Given instruction. Write out every entry exactly as it stands.

--------------------------------

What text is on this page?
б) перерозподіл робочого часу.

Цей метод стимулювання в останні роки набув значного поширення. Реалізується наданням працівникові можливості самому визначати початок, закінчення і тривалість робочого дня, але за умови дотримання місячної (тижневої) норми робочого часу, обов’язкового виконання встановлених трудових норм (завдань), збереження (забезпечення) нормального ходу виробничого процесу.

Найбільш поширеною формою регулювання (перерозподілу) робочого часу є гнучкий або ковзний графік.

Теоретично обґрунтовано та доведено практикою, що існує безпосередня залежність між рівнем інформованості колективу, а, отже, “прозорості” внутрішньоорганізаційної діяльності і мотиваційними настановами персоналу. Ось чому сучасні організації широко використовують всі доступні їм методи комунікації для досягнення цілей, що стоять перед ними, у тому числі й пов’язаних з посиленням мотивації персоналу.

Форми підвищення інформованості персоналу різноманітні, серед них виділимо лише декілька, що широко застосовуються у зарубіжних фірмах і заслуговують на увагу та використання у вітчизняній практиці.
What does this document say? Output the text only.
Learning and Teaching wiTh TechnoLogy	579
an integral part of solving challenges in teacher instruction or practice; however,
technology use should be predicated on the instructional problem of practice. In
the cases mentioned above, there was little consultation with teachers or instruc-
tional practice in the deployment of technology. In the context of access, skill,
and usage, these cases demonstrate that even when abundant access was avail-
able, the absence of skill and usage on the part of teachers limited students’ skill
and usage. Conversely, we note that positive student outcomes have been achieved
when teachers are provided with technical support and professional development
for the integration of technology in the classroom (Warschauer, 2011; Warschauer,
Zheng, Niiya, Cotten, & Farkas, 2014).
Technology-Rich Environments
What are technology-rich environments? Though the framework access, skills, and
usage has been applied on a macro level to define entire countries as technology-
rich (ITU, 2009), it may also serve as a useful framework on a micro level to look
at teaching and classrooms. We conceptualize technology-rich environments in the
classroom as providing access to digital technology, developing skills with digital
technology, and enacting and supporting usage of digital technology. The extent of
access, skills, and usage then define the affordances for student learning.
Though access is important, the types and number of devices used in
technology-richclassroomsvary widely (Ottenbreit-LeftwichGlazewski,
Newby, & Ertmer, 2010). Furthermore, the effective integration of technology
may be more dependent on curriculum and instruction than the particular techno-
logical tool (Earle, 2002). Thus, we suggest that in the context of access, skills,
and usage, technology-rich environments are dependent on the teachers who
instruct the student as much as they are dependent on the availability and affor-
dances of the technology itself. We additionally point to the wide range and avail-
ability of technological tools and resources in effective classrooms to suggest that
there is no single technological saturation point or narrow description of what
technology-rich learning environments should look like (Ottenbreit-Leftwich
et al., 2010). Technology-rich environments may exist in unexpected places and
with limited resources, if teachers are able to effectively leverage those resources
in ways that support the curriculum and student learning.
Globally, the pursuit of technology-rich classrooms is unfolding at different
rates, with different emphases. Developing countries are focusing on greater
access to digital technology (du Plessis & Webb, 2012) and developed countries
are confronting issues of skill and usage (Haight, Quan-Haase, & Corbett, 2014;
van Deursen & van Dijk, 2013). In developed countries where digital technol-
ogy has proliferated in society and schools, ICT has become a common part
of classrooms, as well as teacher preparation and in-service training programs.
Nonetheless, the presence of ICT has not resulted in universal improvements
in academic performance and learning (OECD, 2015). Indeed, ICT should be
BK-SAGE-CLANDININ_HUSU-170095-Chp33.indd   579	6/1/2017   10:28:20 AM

--------------------------------

Response to this exercise.
What text is on this page?
б) перерозподіл робочого часу.

Цей метод стимулювання в останні роки набув значного поширення. Реалізується наданням працівникові можливості самому визначати початок, закінчення і тривалість робочого дня, але за умови дотримання місячної (тижневої) норми робочого часу, обов’язкового виконання встановлених трудових норм (завдань), збереження (забезпечення) нормального ходу виробничого процесу.

Найбільш поширеною формою регулювання (перерозподілу) робочого часу є гнучкий або ковзний графік.

Теоретично обґрунтовано та доведено практикою, що існує безпосередня залежність між рівнем інформованості колективу, а, отже, “прозорості” внутрішньоорганізаційної діяльності і мотиваційними настановами персоналу. Ось чому сучасні організації широко використовують всі доступні їм методи комунікації для досягнення цілей, що стоять перед ними, у тому числі й пов’язаних з посиленням мотивації персоналу.

Форми підвищення інформованості персоналу різноманітні, серед них виділимо лише декілька, що широко застосовуються у зарубіжних фірмах і заслуговують на увагу та використання у вітчизняній практиці.
What does this document say? Output the text only.
Learning and Teaching wiTh TechnoLogy	579
an integral part of solving challenges in teacher instruction or practice; however,
technology use should be predicated on the instructional problem of practice. In
the cases mentioned above, there was little consultation with teachers or instruc-
tional practice in the deployment of technology. In the context of access, skill,
and usage, these cases demonstrate that even when abundant access was avail-
able, the absence of skill and usage on the part of teachers limited students’ skill
and usage. Conversely, we note that positive student outcomes have been achieved
when teachers are provided with technical support and professional development
for the integration of technology in the classroom (Warschauer, 2011; Warschauer,
Zheng, Niiya, Cotten, & Farkas, 2014).
Technology-Rich Environments
What are technology-rich environments? Though the framework access, skills, and
usage has been applied on a macro level to define entire countries as technology-
rich (ITU, 2009), it may also serve as a useful framework on a micro level to look
at teaching and classrooms. We conceptualize technology-rich environments in the
classroom as providing access to digital technology, developing skills with digital
technology, and enacting and supporting usage of digital technology. The extent of
access, skills, and usage then define the affordances for student learning.
Though access is important, the types and number of devices used in
technology-richclassroomsvary widely (Ottenbreit-LeftwichGlazewski,
Newby, & Ertmer, 2010). Furthermore, the effective integration of technology
may be more dependent on curriculum and instruction than the particular techno-
logical tool (Earle, 2002). Thus, we suggest that in the context of access, skills,
and usage, technology-rich environments are dependent on the teachers who
instruct the student as much as they are dependent on the availability and affor-
dances of the technology itself. We additionally point to the wide range and avail-
ability of technological tools and resources in effective classrooms to suggest that
there is no single technological saturation point or narrow description of what
technology-rich learning environments should look like (Ottenbreit-Leftwich
et al., 2010). Technology-rich environments may exist in unexpected places and
with limited resources, if teachers are able to effectively leverage those resources
in ways that support the curriculum and student learning.
Globally, the pursuit of technology-rich classrooms is unfolding at different
rates, with different emphases. Developing countries are focusing on greater
access to digital technology (du Plessis & Webb, 2012) and developed countries
are confronting issues of skill and usage (Haight, Quan-Haase, & Corbett, 2014;
van Deursen & van Dijk, 2013). In developed countries where digital technol-
ogy has proliferated in society and schools, ICT has become a common part
of classrooms, as well as teacher preparation and in-service training programs.
Nonetheless, the presence of ICT has not resulted in universal improvements
in academic performance and learning (OECD, 2015). Indeed, ICT should be
BK-SAGE-CLANDININ_HUSU-170095-Chp33.indd   579	6/1/2017   10:28:20 AM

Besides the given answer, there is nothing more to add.